* [DATA LINES]
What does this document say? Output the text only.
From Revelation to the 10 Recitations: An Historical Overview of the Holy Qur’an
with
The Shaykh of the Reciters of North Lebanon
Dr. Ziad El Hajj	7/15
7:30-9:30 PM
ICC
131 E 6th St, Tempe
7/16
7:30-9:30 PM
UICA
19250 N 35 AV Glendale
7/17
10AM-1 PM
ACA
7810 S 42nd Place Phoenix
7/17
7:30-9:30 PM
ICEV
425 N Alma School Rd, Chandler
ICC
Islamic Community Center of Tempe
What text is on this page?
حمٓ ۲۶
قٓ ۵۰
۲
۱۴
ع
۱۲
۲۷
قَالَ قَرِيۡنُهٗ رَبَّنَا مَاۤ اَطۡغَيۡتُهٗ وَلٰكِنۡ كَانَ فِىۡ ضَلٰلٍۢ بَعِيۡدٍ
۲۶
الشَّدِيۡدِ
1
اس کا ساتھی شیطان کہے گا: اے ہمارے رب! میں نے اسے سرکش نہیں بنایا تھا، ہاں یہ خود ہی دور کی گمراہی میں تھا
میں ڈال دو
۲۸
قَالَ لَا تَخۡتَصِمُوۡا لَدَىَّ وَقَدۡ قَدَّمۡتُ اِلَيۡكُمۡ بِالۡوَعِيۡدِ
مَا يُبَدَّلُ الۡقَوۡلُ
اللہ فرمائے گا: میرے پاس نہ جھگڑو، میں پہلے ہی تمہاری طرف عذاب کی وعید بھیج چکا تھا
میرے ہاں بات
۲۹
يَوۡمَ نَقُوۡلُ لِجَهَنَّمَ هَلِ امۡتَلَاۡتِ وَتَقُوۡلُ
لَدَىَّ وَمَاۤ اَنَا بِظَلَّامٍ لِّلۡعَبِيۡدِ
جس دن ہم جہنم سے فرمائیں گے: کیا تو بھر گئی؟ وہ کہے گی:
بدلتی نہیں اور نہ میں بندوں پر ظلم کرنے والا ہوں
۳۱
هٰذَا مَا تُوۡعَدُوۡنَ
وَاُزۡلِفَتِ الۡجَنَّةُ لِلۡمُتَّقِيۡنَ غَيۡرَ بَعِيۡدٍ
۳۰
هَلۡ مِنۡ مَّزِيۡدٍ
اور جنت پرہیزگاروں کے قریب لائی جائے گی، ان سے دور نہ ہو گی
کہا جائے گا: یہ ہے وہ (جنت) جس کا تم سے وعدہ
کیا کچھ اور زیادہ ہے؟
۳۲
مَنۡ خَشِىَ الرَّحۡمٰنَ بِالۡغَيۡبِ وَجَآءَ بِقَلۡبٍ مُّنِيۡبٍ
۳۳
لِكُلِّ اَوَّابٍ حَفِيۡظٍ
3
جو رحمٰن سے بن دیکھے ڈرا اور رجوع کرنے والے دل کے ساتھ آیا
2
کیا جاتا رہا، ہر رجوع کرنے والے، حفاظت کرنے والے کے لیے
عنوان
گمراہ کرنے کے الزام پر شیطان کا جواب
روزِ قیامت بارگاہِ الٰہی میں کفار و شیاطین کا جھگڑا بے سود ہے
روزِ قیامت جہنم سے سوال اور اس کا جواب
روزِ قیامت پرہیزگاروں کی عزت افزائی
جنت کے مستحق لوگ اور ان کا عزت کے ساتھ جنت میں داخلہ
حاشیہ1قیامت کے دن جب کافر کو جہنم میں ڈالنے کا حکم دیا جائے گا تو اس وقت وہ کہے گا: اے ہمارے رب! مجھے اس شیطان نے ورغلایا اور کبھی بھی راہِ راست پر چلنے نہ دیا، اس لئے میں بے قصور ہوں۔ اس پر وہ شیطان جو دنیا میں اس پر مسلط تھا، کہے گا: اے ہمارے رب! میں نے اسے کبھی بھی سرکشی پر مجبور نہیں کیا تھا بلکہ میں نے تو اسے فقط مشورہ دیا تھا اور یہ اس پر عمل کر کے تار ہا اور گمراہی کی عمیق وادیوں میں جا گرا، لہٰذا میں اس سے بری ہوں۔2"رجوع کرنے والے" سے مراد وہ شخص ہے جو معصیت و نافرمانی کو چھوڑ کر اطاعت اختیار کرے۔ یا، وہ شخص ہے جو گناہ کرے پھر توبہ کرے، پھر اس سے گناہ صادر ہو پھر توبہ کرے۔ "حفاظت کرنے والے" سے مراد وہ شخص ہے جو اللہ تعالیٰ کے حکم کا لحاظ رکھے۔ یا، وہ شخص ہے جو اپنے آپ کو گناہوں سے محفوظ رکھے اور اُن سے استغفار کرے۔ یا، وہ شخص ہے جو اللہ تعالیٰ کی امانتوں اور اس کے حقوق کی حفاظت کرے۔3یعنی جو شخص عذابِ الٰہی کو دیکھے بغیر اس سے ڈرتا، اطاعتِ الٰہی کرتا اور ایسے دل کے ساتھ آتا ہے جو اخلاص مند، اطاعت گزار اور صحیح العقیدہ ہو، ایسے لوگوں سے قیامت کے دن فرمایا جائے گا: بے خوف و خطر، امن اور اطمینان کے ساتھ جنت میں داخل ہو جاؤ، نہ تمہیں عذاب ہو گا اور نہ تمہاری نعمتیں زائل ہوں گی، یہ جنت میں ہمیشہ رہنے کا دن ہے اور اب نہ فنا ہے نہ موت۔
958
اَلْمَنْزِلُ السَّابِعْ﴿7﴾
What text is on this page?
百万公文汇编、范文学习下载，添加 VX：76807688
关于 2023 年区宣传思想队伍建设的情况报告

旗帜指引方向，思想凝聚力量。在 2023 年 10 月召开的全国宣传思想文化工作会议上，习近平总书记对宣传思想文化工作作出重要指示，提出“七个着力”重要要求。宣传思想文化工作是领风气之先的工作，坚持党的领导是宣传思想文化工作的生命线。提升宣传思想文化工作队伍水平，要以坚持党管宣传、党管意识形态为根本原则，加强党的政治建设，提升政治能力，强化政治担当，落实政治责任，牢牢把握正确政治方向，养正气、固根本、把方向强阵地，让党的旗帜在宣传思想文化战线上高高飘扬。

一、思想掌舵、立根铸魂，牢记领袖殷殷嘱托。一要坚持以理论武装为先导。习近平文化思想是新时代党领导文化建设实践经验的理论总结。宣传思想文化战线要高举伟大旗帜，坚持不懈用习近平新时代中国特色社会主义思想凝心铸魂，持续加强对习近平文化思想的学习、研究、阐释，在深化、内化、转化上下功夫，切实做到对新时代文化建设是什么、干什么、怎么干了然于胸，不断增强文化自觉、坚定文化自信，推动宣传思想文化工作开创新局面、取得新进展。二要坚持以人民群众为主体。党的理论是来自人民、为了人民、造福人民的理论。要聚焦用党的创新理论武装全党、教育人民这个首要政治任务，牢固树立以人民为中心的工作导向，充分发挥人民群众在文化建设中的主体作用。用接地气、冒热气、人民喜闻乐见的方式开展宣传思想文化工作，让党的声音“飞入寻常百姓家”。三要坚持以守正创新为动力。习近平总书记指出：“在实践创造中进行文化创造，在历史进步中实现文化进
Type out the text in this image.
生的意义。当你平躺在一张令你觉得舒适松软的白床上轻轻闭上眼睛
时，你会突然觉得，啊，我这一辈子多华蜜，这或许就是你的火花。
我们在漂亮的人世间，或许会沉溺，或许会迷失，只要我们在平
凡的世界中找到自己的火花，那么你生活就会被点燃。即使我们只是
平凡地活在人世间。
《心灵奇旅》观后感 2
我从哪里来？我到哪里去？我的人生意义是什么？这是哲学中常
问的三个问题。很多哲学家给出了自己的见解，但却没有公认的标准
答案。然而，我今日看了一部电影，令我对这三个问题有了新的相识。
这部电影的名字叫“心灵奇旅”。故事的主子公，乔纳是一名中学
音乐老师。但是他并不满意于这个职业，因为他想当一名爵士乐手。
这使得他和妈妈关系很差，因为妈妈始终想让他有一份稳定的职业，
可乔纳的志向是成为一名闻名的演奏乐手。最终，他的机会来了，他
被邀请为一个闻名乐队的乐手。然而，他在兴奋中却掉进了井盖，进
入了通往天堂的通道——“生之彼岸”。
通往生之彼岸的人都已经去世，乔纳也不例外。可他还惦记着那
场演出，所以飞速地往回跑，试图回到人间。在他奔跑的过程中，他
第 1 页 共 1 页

* [DIRECTIVE]
Identify each line of the material where the word "نہیں" shows up, and copy it.

* [WRITTEN ANSWER]
اس کا ساتھی شیطان کہے گا: اے ہمارے رب! میں نے اسے سرکش نہیں بنایا تھا، ہاں یہ خود ہی دور کی گمراہی میں تھا
بدلتی نہیں اور نہ میں بندوں پر ظلم کرنے والا ہوں
حاشیہ1قیامت کے دن جب کافر کو جہنم میں ڈالنے کا حکم دیا جائے گا تو اس وقت وہ کہے گا: اے ہمارے رب! مجھے اس شیطان نے ورغلایا اور کبھی بھی راہِ راست پر چلنے نہ دیا، اس لئے میں بے قصور ہوں۔ اس پر وہ شیطان جو دنیا میں اس پر مسلط تھا، کہے گا: اے ہمارے رب! میں نے اسے کبھی بھی سرکشی پر مجبور نہیں کیا تھا بلکہ میں نے تو اسے فقط مشورہ دیا تھا اور یہ اس پر عمل کر کے تار ہا اور گمراہی کی عمیق وادیوں میں جا گرا، لہٰذا میں اس سے بری ہوں۔2"رجوع کرنے والے" سے مراد وہ شخص ہے جو معصیت و نافرمانی کو چھوڑ کر اطاعت اختیار کرے۔ یا، وہ شخص ہے جو گناہ کرے پھر توبہ کرے، پھر اس سے گناہ صادر ہو پھر توبہ کرے۔ "حفاظت کرنے والے" سے مراد وہ شخص ہے جو اللہ تعالیٰ کے حکم کا لحاظ رکھے۔ یا، وہ شخص ہے جو اپنے آپ کو گناہوں سے محفوظ رکھے اور اُن سے استغفار کرے۔ یا، وہ شخص ہے جو اللہ تعالیٰ کی امانتوں اور اس کے حقوق کی حفاظت کرے۔3یعنی جو شخص عذابِ الٰہی کو دیکھے بغیر اس سے ڈرتا، اطاعتِ الٰہی کرتا اور ایسے دل کے ساتھ آتا ہے جو اخلاص مند، اطاعت گزار اور صحیح العقیدہ ہو، ایسے لوگوں سے قیامت کے دن فرمایا جائے گا: بے خوف و خطر، امن اور اطمینان کے ساتھ جنت میں داخل ہو جاؤ، نہ تمہیں عذاب ہو گا اور نہ تمہاری نعمتیں زائل ہوں گی، یہ جنت میں ہمیشہ رہنے کا دن ہے اور اب نہ فنا ہے نہ موت۔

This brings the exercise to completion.